____ Document segment

The anatomy of an empty floppy

Wed, Oct 16, 2024

While developing DOSContainer, I restarted my efforts multiple times over due to me underestimating the complexity of the task. The current attempt starts at the very beginning and works up from there. The very beginning of the PC-era being the IBM 5150 with two 160KB 5.25" floppy drives. IBM had sourced an operating system from Microsoft that it would sell as PC-DOS to go with the system. How that deal came to be is the subject matter for another article. Right now, let’s dive into what’s needed for IBM PC-DOS 1.00 to accept an empty floppy for use.

Floppy specifications

Floppy disks, for those too young to have seen them in the wild, are a means of removable storage. The IBM PC came with two drives that took single-sided 5.25" floppies with a capacity of 160KB each. That’s where I’m starting with DOSContainer so that’s what I’m dissecting in the most detail I possibly can. As it turns out, there’s quite a lot of detail even before you write anything useful to the disk.

________
____ Dataset content

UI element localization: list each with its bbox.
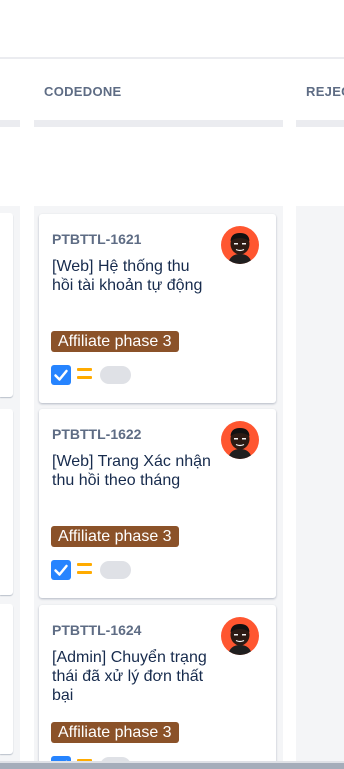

________

_Jobs:_
1) In the article about the empty floppy, list every sentence of the paragraph beginning "While developing DOSContainer" that contains the word "IBM".
2) Condense the paragraph beginning "Floppy disks, for those too young" from the article about the empty floppy, keeping its main facts.

_Responses by task:_
1)
- The very beginning of the PC-era being the IBM 5150 with two 160KB 5.25" floppy drives.
- IBM had sourced an operating system from Microsoft that it would sell as PC-DOS to go with the system.
- Right now, let's dive into what's needed for IBM PC-DOS 1.00 to accept an empty floppy for use.

2) Floppy disks are removable storage. The IBM PC had two drives for single-sided 5.25" floppies holding 160KB each. DOSContainer starts with this format, and the author is examining it in as much detail as possible. There is a lot of detail even before anything useful is written to the disk.